start

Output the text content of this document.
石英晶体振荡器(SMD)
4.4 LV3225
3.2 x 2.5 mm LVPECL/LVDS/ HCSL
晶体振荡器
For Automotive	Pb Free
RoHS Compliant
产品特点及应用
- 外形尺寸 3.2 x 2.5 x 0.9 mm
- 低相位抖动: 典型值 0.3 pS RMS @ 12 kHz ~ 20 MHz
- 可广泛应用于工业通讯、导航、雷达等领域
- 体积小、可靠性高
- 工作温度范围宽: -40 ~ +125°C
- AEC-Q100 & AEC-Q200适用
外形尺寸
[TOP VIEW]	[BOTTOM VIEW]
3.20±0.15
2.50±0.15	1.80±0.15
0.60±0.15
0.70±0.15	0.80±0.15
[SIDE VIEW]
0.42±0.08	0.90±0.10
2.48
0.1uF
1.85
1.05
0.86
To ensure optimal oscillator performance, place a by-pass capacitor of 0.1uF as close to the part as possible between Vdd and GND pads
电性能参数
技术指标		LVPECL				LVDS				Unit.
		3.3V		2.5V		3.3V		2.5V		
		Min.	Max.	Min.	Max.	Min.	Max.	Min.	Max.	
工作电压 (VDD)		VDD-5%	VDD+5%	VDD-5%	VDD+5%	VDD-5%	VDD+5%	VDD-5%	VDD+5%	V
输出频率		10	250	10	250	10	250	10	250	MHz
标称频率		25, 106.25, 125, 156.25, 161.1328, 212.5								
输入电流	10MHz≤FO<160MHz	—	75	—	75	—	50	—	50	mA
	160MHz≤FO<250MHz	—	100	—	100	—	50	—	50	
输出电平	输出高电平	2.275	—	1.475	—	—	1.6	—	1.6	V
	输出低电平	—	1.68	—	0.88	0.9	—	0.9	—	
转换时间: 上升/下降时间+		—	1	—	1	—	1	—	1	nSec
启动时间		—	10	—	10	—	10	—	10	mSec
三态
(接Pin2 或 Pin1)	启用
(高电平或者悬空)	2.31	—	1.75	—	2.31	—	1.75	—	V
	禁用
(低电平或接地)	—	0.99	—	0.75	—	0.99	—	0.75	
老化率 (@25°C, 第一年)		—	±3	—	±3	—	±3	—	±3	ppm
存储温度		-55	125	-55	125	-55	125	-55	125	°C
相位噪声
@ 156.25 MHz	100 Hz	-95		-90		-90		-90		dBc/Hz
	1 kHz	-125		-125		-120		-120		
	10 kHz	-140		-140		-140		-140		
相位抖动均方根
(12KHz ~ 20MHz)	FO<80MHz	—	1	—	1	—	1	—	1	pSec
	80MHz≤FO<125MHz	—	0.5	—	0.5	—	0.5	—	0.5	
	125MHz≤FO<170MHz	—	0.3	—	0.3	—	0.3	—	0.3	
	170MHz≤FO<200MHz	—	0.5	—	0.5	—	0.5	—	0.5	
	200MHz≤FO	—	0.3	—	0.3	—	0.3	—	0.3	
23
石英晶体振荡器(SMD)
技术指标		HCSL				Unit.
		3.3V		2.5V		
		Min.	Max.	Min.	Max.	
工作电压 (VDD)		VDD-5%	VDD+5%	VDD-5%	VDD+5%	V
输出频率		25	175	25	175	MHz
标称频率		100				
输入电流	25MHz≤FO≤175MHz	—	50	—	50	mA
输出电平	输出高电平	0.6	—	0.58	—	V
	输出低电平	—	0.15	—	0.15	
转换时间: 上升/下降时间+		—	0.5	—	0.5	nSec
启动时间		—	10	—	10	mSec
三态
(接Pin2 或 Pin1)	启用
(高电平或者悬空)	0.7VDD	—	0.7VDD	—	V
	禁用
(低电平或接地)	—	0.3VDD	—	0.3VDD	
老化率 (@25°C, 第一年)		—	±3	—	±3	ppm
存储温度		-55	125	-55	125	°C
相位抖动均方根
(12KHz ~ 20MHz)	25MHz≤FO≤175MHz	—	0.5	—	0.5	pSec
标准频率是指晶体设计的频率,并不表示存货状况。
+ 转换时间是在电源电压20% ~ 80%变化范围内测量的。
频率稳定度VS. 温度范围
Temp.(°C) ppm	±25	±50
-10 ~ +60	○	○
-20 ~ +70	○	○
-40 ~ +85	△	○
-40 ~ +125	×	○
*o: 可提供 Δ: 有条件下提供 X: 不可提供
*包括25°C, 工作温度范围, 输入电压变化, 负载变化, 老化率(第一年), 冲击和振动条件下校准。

end

* [Objective] Extract the complete listing above, reproducing each line exactly.

* [Solved problem]
Output the text content of this document.
石英晶体振荡器(SMD)
4.4 LV3225
3.2 x 2.5 mm LVPECL/LVDS/ HCSL
晶体振荡器
For Automotive	Pb Free
RoHS Compliant
产品特点及应用
- 外形尺寸 3.2 x 2.5 x 0.9 mm
- 低相位抖动: 典型值 0.3 pS RMS @ 12 kHz ~ 20 MHz
- 可广泛应用于工业通讯、导航、雷达等领域
- 体积小、可靠性高
- 工作温度范围宽: -40 ~ +125°C
- AEC-Q100 & AEC-Q200适用
外形尺寸
[TOP VIEW]	[BOTTOM VIEW]
3.20±0.15
2.50±0.15	1.80±0.15
0.60±0.15
0.70±0.15	0.80±0.15
[SIDE VIEW]
0.42±0.08	0.90±0.10
2.48
0.1uF
1.85
1.05
0.86
To ensure optimal oscillator performance, place a by-pass capacitor of 0.1uF as close to the part as possible between Vdd and GND pads
电性能参数
技术指标		LVPECL				LVDS				Unit.
		3.3V		2.5V		3.3V		2.5V		
		Min.	Max.	Min.	Max.	Min.	Max.	Min.	Max.	
工作电压 (VDD)		VDD-5%	VDD+5%	VDD-5%	VDD+5%	VDD-5%	VDD+5%	VDD-5%	VDD+5%	V
输出频率		10	250	10	250	10	250	10	250	MHz
标称频率		25, 106.25, 125, 156.25, 161.1328, 212.5								
输入电流	10MHz≤FO<160MHz	—	75	—	75	—	50	—	50	mA
	160MHz≤FO<250MHz	—	100	—	100	—	50	—	50	
输出电平	输出高电平	2.275	—	1.475	—	—	1.6	—	1.6	V
	输出低电平	—	1.68	—	0.88	0.9	—	0.9	—	
转换时间: 上升/下降时间+		—	1	—	1	—	1	—	1	nSec
启动时间		—	10	—	10	—	10	—	10	mSec
三态
(接Pin2 或 Pin1)	启用
(高电平或者悬空)	2.31	—	1.75	—	2.31	—	1.75	—	V
	禁用
(低电平或接地)	—	0.99	—	0.75	—	0.99	—	0.75	
老化率 (@25°C, 第一年)		—	±3	—	±3	—	±3	—	±3	ppm
存储温度		-55	125	-55	125	-55	125	-55	125	°C
相位噪声
@ 156.25 MHz	100 Hz	-95		-90		-90		-90		dBc/Hz
	1 kHz	-125		-125		-120		-120		
	10 kHz	-140		-140		-140		-140		
相位抖动均方根
(12KHz ~ 20MHz)	FO<80MHz	—	1	—	1	—	1	—	1	pSec
	80MHz≤FO<125MHz	—	0.5	—	0.5	—	0.5	—	0.5	
	125MHz≤FO<170MHz	—	0.3	—	0.3	—	0.3	—	0.3	
	170MHz≤FO<200MHz	—	0.5	—	0.5	—	0.5	—	0.5	
	200MHz≤FO	—	0.3	—	0.3	—	0.3	—	0.3	
23
石英晶体振荡器(SMD)
技术指标		HCSL				Unit.
		3.3V		2.5V		
		Min.	Max.	Min.	Max.	
工作电压 (VDD)		VDD-5%	VDD+5%	VDD-5%	VDD+5%	V
输出频率		25	175	25	175	MHz
标称频率		100				
输入电流	25MHz≤FO≤175MHz	—	50	—	50	mA
输出电平	输出高电平	0.6	—	0.58	—	V
	输出低电平	—	0.15	—	0.15	
转换时间: 上升/下降时间+		—	0.5	—	0.5	nSec
启动时间		—	10	—	10	mSec
三态
(接Pin2 或 Pin1)	启用
(高电平或者悬空)	0.7VDD	—	0.7VDD	—	V
	禁用
(低电平或接地)	—	0.3VDD	—	0.3VDD	
老化率 (@25°C, 第一年)		—	±3	—	±3	ppm
存储温度		-55	125	-55	125	°C
相位抖动均方根
(12KHz ~ 20MHz)	25MHz≤FO≤175MHz	—	0.5	—	0.5	pSec
标准频率是指晶体设计的频率,并不表示存货状况。
+ 转换时间是在电源电压20% ~ 80%变化范围内测量的。
频率稳定度VS. 温度范围
Temp.(°C) ppm	±25	±50
-10 ~ +60	○	○
-20 ~ +70	○	○
-40 ~ +85	△	○
-40 ~ +125	×	○
*o: 可提供 Δ: 有条件下提供 X: 不可提供
*包括25°C, 工作温度范围, 输入电压变化, 负载变化, 老化率(第一年), 冲击和振动条件下校准。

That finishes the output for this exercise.